## DIRECTIONS
Transcribe the records exactly. Pictures do not belong in the transcription.

## DATA IN THIS EXERCISE
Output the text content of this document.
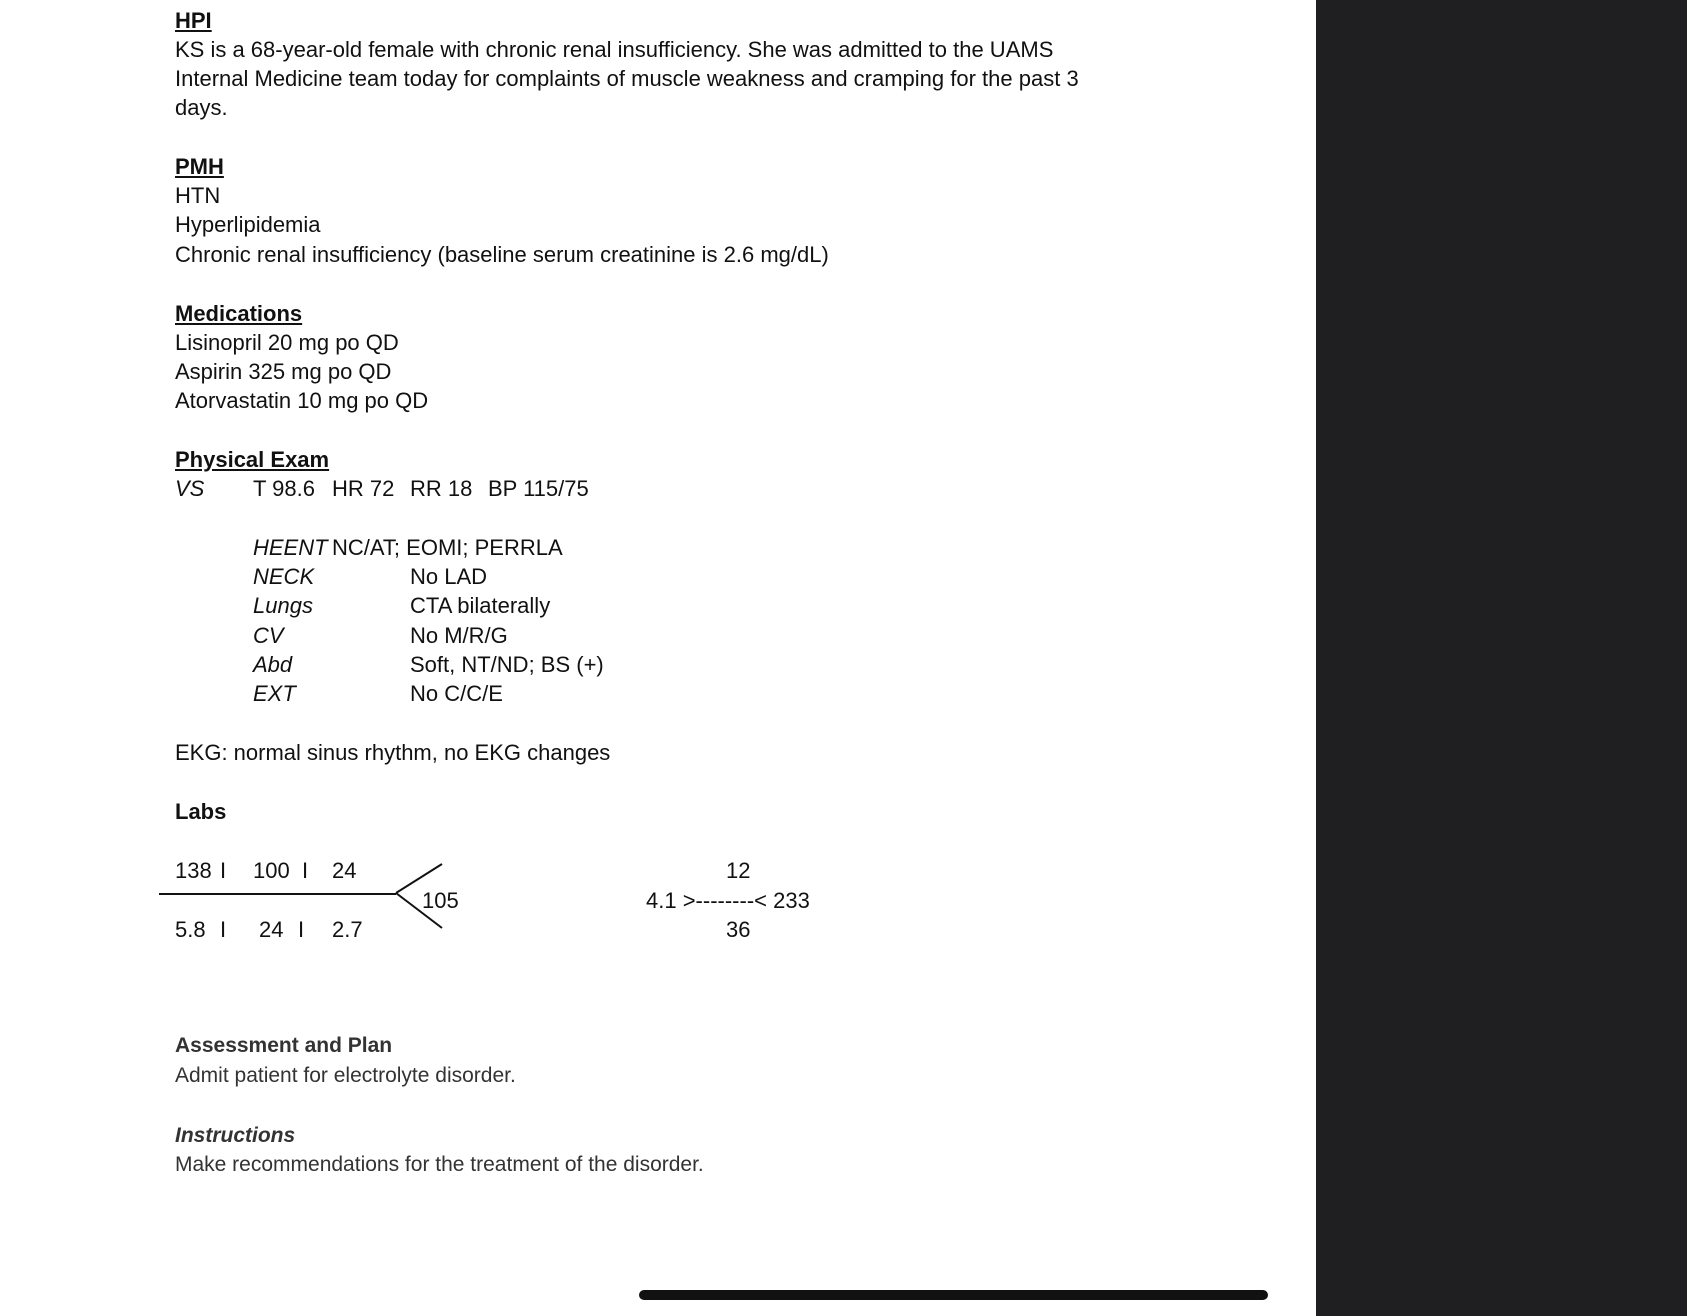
HPI
KS is a 68-year-old female with chronic renal insufficiency. She was admitted to the UAMS
Internal Medicine team today for complaints of muscle weakness and cramping for the past 3
days.
PMH
HTN
Hyperlipidemia
Chronic renal insufficiency (baseline serum creatinine is 2.6 mg/dL)
Medications
Lisinopril 20 mg po QD
Aspirin 325 mg po QD
Atorvastatin 10 mg po QD
Physical Exam
VS T 98.6 HR 72 RR 18 BP 115/75
HEENT NC/AT; EOMI; PERRLA
NECK	No LAD
Lungs	CTA bilaterally
CV	No M/R/G
Abd	Soft, NT/ND; BS (+)
EXT	No C/C/E
EKG: normal sinus rhythm, no EKG changes
Labs
138 I 100 I 24
105
5.8 I 24 I 2.7
12
4.1 >--------< 233
36
Assessment and Plan
Admit patient for electrolyte disorder.
Instructions
Make recommendations for the treatment of the disorder.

## CORRECT ANSWER
Output the text content of this document.
HPI
KS is a 68-year-old female with chronic renal insufficiency. She was admitted to the UAMS
Internal Medicine team today for complaints of muscle weakness and cramping for the past 3
days.
PMH
HTN
Hyperlipidemia
Chronic renal insufficiency (baseline serum creatinine is 2.6 mg/dL)
Medications
Lisinopril 20 mg po QD
Aspirin 325 mg po QD
Atorvastatin 10 mg po QD
Physical Exam
VS T 98.6 HR 72 RR 18 BP 115/75
HEENT NC/AT; EOMI; PERRLA
NECK	No LAD
Lungs	CTA bilaterally
CV	No M/R/G
Abd	Soft, NT/ND; BS (+)
EXT	No C/C/E
EKG: normal sinus rhythm, no EKG changes
Labs
138 I 100 I 24
105
5.8 I 24 I 2.7
12
4.1 >--------< 233
36
Assessment and Plan
Admit patient for electrolyte disorder.
Instructions
Make recommendations for the treatment of the disorder.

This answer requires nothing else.